Requirement — Pull every line containing the word "parameters" from the records.

Records —
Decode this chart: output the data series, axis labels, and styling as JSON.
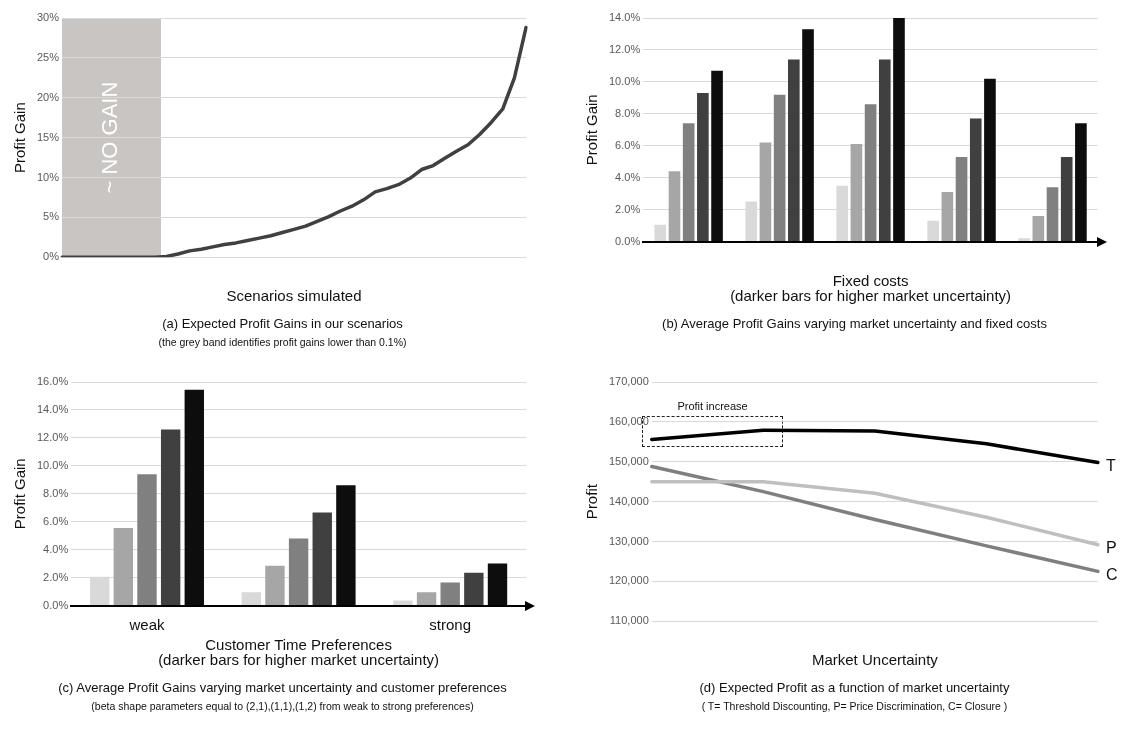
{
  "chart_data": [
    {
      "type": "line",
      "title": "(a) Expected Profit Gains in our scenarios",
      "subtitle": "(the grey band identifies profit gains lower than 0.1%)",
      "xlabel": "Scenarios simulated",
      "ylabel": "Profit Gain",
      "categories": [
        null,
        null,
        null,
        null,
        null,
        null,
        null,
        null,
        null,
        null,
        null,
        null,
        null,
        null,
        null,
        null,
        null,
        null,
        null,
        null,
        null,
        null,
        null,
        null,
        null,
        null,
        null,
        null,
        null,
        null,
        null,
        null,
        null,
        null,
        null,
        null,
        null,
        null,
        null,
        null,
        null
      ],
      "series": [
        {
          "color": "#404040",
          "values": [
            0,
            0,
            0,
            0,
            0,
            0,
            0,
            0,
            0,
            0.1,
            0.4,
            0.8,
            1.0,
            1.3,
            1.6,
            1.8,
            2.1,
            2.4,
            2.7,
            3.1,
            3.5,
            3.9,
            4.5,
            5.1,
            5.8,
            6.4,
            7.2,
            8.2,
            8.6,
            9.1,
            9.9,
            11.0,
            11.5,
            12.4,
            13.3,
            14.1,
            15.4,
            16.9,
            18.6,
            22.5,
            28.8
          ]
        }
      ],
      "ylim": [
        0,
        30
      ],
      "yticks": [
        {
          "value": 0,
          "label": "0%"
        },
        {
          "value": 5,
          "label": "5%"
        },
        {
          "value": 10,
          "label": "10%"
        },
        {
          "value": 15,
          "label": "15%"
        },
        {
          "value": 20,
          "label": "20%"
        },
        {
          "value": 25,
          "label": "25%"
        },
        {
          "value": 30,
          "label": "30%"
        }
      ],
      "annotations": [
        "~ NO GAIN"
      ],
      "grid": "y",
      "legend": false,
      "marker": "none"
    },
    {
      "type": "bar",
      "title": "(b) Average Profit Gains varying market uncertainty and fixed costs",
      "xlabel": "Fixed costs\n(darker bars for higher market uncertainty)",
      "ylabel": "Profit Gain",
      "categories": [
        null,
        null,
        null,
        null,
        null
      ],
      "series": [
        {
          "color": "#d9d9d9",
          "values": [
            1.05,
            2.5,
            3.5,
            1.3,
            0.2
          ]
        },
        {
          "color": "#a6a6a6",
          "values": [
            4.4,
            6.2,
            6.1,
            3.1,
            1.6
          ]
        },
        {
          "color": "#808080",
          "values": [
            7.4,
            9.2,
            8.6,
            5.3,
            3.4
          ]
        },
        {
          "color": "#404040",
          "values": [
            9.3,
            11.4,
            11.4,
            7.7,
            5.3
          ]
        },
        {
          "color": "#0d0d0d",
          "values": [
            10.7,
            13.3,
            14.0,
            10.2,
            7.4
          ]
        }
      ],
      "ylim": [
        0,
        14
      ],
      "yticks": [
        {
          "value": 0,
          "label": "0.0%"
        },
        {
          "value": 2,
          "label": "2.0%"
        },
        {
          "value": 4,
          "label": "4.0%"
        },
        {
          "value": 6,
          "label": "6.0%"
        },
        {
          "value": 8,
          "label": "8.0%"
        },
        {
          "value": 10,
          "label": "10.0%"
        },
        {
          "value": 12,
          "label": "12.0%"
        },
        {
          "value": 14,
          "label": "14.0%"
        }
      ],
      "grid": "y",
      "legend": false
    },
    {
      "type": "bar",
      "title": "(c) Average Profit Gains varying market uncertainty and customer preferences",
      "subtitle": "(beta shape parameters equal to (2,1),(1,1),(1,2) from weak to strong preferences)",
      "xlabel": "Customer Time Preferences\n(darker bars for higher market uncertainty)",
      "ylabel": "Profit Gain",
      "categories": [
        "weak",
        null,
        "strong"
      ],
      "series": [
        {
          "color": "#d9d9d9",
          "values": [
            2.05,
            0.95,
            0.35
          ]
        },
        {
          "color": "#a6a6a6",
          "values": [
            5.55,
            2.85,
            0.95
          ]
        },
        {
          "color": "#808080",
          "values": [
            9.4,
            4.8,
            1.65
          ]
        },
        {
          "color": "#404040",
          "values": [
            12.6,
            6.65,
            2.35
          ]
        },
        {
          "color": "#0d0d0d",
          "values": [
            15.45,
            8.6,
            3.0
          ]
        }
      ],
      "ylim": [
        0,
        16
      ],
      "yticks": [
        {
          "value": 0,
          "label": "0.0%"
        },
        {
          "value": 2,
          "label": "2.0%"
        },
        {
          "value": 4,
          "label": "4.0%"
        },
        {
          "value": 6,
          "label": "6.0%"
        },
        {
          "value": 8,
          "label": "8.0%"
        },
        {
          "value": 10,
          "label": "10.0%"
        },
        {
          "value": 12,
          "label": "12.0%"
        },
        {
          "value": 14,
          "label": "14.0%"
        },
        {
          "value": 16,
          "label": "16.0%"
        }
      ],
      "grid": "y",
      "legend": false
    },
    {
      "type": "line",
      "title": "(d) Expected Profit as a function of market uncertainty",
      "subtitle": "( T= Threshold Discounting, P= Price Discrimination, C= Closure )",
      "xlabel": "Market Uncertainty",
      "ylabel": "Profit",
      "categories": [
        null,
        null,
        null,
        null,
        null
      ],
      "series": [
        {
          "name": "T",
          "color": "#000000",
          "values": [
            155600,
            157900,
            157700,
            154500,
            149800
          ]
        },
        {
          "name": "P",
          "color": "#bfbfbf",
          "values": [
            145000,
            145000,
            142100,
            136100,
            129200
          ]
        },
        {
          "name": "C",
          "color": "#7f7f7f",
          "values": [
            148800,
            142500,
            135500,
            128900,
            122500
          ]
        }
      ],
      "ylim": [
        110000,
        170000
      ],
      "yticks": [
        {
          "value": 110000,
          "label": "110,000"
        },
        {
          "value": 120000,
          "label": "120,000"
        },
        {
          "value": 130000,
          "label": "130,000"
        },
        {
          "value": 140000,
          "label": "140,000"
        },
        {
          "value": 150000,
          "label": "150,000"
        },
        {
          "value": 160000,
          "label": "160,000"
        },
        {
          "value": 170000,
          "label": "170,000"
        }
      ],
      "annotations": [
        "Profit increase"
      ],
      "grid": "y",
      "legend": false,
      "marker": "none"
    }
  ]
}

==

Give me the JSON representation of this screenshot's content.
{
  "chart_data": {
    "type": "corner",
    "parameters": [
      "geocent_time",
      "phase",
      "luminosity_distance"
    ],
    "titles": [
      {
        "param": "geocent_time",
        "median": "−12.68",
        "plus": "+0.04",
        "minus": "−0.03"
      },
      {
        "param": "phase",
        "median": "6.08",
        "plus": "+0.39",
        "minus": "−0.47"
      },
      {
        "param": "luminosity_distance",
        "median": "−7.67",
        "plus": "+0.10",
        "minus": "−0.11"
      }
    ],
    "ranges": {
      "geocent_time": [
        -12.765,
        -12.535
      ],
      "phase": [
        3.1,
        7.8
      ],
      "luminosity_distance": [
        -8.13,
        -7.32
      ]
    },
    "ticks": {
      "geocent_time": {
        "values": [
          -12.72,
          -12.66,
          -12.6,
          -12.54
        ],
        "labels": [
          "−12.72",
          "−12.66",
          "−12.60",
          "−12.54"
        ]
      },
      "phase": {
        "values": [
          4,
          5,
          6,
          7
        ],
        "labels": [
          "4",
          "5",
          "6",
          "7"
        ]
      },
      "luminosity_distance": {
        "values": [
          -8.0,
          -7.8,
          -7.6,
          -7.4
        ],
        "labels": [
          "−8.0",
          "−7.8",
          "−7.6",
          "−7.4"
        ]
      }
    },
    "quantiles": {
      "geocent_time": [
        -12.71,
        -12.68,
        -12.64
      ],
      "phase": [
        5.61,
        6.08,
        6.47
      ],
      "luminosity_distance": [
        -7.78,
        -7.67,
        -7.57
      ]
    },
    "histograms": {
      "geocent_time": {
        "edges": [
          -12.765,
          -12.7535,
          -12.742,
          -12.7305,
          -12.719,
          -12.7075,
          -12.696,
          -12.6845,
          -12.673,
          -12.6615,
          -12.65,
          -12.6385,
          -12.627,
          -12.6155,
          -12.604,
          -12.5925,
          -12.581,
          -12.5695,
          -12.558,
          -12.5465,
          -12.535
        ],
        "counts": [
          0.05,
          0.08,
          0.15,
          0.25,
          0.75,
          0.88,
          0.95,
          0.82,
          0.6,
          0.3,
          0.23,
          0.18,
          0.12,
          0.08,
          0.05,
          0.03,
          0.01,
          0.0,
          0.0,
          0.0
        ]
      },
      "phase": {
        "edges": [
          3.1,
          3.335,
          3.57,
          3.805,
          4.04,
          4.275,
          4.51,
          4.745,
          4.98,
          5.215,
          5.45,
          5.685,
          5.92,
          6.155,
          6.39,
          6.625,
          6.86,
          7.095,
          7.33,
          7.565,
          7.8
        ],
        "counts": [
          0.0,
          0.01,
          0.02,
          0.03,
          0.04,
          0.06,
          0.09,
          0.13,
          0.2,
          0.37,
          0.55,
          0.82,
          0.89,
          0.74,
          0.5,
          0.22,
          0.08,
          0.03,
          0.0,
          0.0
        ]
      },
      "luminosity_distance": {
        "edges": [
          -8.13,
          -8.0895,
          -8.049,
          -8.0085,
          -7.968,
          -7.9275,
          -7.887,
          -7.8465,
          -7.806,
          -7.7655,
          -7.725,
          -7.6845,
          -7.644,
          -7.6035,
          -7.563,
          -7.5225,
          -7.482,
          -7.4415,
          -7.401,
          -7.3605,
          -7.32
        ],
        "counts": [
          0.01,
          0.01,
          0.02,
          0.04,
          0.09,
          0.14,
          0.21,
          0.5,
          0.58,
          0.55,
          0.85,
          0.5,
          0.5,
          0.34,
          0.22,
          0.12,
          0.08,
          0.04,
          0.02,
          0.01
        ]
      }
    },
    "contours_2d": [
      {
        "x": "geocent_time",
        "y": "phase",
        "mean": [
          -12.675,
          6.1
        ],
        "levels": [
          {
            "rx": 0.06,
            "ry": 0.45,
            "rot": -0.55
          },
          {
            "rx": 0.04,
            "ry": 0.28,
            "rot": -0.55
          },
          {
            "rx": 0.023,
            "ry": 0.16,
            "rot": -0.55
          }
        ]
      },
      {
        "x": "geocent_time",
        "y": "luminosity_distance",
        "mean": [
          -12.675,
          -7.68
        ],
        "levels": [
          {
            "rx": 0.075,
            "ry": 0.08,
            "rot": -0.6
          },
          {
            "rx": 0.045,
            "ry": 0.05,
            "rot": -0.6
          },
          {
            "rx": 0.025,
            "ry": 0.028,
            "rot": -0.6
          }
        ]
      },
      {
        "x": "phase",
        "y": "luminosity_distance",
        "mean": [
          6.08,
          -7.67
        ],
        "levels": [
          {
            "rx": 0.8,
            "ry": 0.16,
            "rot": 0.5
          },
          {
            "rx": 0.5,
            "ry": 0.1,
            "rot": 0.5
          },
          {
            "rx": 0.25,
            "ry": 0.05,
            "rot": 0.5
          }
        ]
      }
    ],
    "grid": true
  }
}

Output of the task —
      "subtitle": "(beta shape parameters equal to (2,1),(1,1),(1,2) from weak to strong preferences)",
    "parameters": [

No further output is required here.